* [Do this]: The entries below should be given again exactly, minus their pictures.

* [Provided data]:

------------------------------------------------------------

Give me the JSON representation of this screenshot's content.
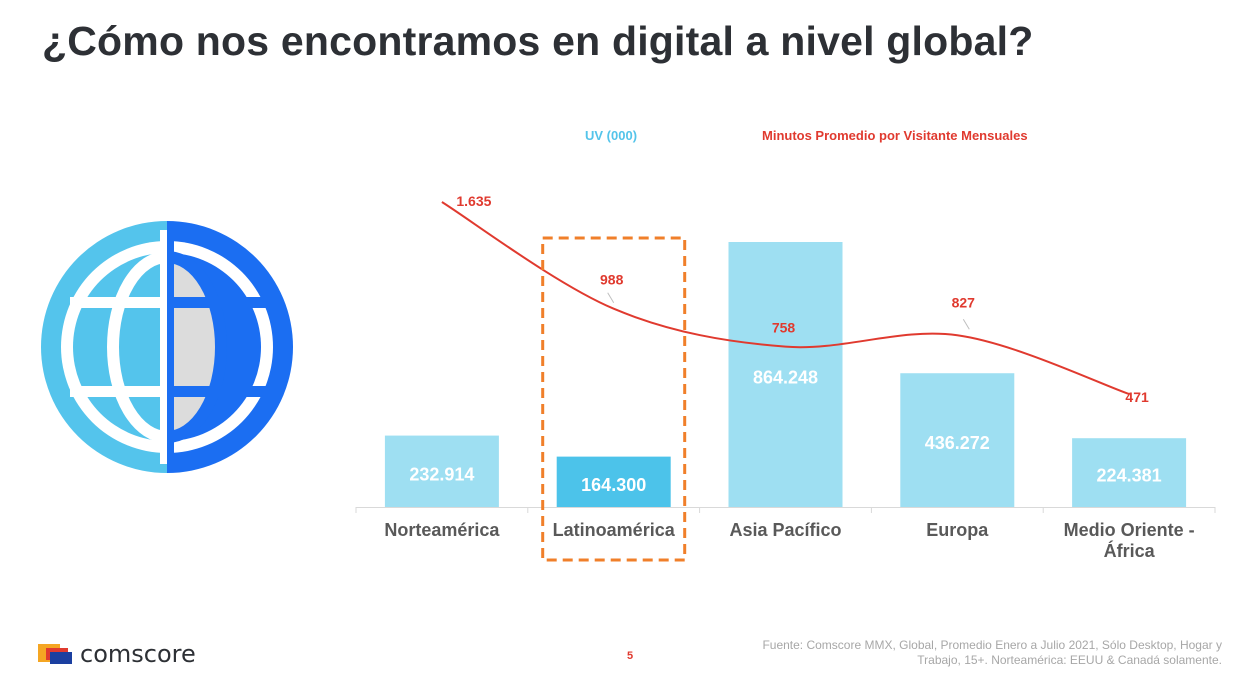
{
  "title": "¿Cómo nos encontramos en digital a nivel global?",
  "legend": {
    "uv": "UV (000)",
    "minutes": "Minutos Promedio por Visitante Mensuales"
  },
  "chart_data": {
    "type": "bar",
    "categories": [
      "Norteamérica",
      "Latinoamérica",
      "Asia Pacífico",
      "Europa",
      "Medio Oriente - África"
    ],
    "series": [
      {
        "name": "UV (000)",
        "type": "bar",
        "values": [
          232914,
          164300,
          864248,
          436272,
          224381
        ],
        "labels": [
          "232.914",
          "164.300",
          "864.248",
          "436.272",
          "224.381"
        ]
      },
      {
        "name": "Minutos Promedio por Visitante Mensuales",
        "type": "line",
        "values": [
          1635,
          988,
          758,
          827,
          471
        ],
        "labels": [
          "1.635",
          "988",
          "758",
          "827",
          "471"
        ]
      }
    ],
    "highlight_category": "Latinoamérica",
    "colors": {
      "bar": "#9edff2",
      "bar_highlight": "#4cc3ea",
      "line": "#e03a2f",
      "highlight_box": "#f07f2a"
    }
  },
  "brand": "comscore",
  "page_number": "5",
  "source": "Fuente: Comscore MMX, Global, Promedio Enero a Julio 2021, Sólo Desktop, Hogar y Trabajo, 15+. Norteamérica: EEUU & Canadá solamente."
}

------------------------------------------------------------

* [Solution]:
Give me the JSON representation of this screenshot's content.
{
  "title": "¿Cómo nos encontramos en digital a nivel global?",
  "legend": {
    "uv": "UV (000)",
    "minutes": "Minutos Promedio por Visitante Mensuales"
  },
  "chart_data": {
    "type": "bar",
    "categories": [
      "Norteamérica",
      "Latinoamérica",
      "Asia Pacífico",
      "Europa",
      "Medio Oriente - África"
    ],
    "series": [
      {
        "name": "UV (000)",
        "type": "bar",
        "values": [
          232914,
          164300,
          864248,
          436272,
          224381
        ],
        "labels": [
          "232.914",
          "164.300",
          "864.248",
          "436.272",
          "224.381"
        ]
      },
      {
        "name": "Minutos Promedio por Visitante Mensuales",
        "type": "line",
        "values": [
          1635,
          988,
          758,
          827,
          471
        ],
        "labels": [
          "1.635",
          "988",
          "758",
          "827",
          "471"
        ]
      }
    ],
    "highlight_category": "Latinoamérica",
    "colors": {
      "bar": "#9edff2",
      "bar_highlight": "#4cc3ea",
      "line": "#e03a2f",
      "highlight_box": "#f07f2a"
    }
  },
  "brand": "comscore",
  "page_number": "5",
  "source": "Fuente: Comscore MMX, Global, Promedio Enero a Julio 2021, Sólo Desktop, Hogar y Trabajo, 15+. Norteamérica: EEUU & Canadá solamente."
}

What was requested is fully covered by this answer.